Rewrite the part that opens with the line containing "ingredient-row: 다진당근 ⓘ" and closes with the line containing "section-divider (12, 212, 795, 213)", swapping "app-title" for "page-title" and leaving everything else unchanged.

┌──

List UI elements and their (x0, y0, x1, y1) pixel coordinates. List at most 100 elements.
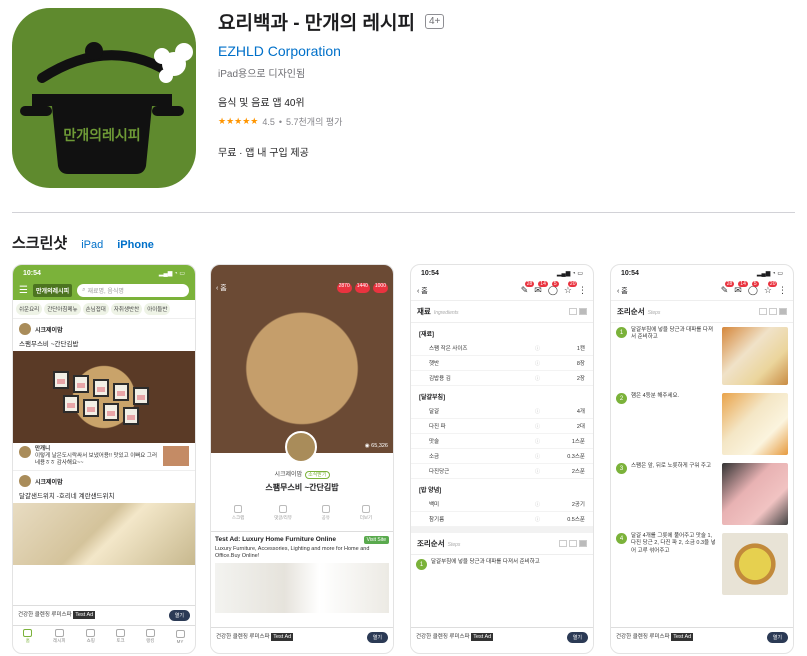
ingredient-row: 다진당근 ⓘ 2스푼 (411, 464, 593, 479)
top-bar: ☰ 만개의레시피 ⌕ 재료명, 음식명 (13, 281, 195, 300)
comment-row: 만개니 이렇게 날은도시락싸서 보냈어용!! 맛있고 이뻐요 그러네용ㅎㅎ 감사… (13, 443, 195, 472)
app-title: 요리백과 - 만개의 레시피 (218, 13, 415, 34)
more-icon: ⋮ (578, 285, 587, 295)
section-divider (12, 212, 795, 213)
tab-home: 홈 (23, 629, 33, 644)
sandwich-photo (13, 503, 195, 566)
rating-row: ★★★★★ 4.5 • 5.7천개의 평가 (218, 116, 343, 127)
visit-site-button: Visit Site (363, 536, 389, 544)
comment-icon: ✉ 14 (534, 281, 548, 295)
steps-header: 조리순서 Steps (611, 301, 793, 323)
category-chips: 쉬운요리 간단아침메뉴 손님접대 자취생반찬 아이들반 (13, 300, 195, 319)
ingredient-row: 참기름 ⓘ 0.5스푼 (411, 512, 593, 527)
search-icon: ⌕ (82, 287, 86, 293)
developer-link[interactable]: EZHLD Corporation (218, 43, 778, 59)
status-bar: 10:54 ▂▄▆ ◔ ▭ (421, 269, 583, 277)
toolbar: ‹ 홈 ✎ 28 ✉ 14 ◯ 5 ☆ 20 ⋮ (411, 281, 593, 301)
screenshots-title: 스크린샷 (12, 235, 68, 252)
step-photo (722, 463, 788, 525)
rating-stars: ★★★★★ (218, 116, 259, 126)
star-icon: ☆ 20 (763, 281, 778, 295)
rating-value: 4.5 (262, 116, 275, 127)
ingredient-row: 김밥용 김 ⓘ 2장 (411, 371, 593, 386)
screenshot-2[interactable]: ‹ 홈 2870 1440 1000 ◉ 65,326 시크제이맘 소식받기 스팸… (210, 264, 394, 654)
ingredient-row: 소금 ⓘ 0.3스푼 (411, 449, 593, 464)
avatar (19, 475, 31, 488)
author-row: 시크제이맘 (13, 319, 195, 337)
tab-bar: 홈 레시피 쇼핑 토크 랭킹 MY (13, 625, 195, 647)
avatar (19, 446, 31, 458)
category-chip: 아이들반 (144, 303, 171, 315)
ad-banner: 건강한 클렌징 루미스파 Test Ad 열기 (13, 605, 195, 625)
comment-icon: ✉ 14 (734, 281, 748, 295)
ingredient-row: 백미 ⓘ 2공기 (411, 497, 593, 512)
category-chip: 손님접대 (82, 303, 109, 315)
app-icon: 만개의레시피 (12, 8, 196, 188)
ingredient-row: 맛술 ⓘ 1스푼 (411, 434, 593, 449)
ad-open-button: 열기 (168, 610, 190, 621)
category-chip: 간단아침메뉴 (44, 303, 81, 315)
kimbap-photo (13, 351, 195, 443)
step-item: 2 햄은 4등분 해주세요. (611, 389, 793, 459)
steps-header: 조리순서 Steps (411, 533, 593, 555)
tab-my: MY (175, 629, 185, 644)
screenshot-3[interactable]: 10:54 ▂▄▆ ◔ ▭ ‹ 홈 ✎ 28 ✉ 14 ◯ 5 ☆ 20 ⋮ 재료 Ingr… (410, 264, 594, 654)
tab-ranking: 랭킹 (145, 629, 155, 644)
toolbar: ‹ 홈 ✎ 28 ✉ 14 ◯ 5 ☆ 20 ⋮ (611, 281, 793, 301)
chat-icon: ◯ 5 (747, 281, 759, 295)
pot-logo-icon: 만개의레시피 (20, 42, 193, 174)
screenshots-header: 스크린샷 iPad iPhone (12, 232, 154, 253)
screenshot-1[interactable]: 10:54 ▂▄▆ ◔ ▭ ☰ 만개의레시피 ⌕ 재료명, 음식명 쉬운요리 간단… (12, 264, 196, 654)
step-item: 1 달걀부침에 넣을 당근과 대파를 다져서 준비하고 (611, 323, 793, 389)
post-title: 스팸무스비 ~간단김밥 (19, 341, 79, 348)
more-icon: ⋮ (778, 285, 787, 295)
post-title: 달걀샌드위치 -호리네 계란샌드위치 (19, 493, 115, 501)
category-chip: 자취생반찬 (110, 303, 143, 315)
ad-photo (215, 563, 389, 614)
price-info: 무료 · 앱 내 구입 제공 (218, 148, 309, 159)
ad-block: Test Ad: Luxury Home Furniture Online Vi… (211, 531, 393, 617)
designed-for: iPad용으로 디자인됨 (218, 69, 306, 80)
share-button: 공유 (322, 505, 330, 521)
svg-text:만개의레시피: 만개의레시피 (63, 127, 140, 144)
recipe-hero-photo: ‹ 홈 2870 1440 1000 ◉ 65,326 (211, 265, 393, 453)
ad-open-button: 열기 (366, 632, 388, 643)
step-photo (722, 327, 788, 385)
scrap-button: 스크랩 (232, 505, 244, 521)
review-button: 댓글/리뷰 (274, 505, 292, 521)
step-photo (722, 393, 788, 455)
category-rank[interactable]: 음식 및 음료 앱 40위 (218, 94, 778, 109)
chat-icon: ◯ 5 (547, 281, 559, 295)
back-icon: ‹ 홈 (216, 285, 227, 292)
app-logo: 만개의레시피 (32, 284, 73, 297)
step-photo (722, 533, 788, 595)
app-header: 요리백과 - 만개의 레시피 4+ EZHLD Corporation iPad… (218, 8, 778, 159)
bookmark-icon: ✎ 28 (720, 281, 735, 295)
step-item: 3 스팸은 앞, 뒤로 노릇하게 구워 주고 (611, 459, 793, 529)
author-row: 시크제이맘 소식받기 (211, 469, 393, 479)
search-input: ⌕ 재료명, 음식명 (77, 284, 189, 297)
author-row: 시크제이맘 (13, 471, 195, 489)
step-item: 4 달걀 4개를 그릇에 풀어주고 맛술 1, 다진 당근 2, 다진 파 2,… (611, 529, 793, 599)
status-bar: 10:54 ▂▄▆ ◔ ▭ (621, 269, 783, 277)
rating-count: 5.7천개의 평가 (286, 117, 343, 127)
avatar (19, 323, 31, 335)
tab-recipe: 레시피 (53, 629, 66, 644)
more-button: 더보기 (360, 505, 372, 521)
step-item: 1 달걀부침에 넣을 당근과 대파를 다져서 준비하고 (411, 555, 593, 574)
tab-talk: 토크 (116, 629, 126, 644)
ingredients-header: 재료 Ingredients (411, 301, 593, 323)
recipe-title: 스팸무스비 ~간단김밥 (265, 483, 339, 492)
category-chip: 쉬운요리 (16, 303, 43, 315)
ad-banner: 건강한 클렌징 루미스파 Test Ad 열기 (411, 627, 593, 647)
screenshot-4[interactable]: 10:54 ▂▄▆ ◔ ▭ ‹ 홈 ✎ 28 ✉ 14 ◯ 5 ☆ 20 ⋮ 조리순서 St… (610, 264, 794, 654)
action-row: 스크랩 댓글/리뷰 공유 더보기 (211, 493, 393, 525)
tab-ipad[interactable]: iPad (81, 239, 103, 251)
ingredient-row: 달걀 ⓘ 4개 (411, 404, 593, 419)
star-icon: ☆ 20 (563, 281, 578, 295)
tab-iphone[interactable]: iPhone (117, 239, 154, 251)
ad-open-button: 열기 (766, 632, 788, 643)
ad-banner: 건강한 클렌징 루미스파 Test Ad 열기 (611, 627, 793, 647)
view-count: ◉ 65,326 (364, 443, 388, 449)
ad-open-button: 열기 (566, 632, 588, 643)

└──

ANSWER IN FULL:
ingredient-row: 다진당근 ⓘ 2스푼 (411, 464, 593, 479)
top-bar: ☰ 만개의레시피 ⌕ 재료명, 음식명 (13, 281, 195, 300)
comment-row: 만개니 이렇게 날은도시락싸서 보냈어용!! 맛있고 이뻐요 그러네용ㅎㅎ 감사… (13, 443, 195, 472)
page-title: 요리백과 - 만개의 레시피 (218, 13, 415, 34)
more-icon: ⋮ (578, 285, 587, 295)
section-divider (12, 212, 795, 213)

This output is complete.